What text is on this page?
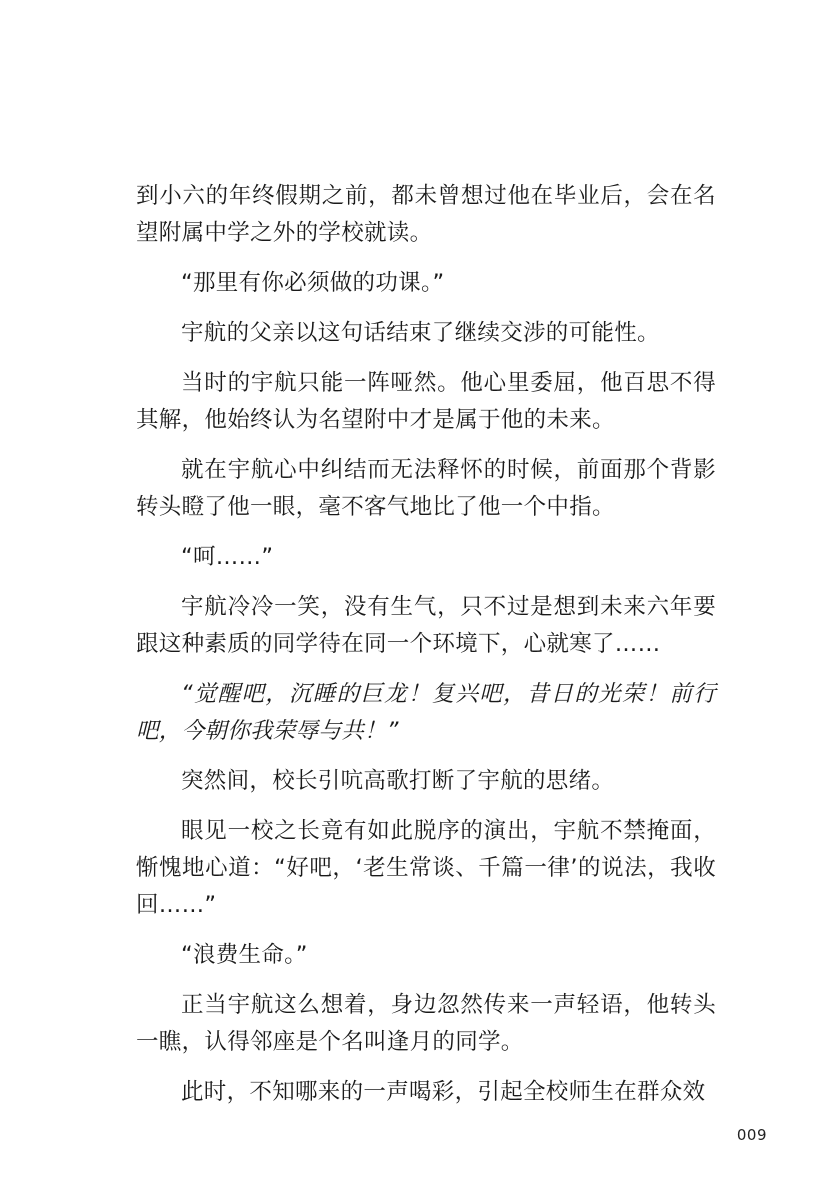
到小六的年终假期之前，都未曾想过他在毕业后，会在名望附属中学之外的学校就读。

“那里有你必须做的功课。”

宇航的父亲以这句话结束了继续交涉的可能性。

当时的宇航只能一阵哑然。他心里委屈，他百思不得其解，他始终认为名望附中才是属于他的未来。

就在宇航心中纠结而无法释怀的时候，前面那个背影转头瞪了他一眼，毫不客气地比了他一个中指。

“呵……”

宇航冷冷一笑，没有生气，只不过是想到未来六年要跟这种素质的同学待在同一个环境下，心就寒了……

“觉醒吧，沉睡的巨龙！复兴吧，昔日的光荣！前行吧，今朝你我荣辱与共！”

突然间，校长引吭高歌打断了宇航的思绪。

眼见一校之长竟有如此脱序的演出，宇航不禁掩面，惭愧地心道：“好吧，‘老生常谈、千篇一律’的说法，我收回……”

“浪费生命。”

正当宇航这么想着，身边忽然传来一声轻语，他转头一瞧，认得邻座是个名叫逢月的同学。

此时，不知哪来的一声喝彩，引起全校师生在群众效

009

PROBLEM TO WORK ON = Excluding the pictures, restate the records above word for word.

RESPONSE TO THE EXERCISE =
What text is on this page?
到小六的年终假期之前，都未曾想过他在毕业后，会在名望附属中学之外的学校就读。

“那里有你必须做的功课。”

宇航的父亲以这句话结束了继续交涉的可能性。

当时的宇航只能一阵哑然。他心里委屈，他百思不得其解，他始终认为名望附中才是属于他的未来。

就在宇航心中纠结而无法释怀的时候，前面那个背影转头瞪了他一眼，毫不客气地比了他一个中指。

“呵……”

宇航冷冷一笑，没有生气，只不过是想到未来六年要跟这种素质的同学待在同一个环境下，心就寒了……

“觉醒吧，沉睡的巨龙！复兴吧，昔日的光荣！前行吧，今朝你我荣辱与共！”

突然间，校长引吭高歌打断了宇航的思绪。

眼见一校之长竟有如此脱序的演出，宇航不禁掩面，惭愧地心道：“好吧，‘老生常谈、千篇一律’的说法，我收回……”

“浪费生命。”

正当宇航这么想着，身边忽然传来一声轻语，他转头一瞧，认得邻座是个名叫逢月的同学。

此时，不知哪来的一声喝彩，引起全校师生在群众效

009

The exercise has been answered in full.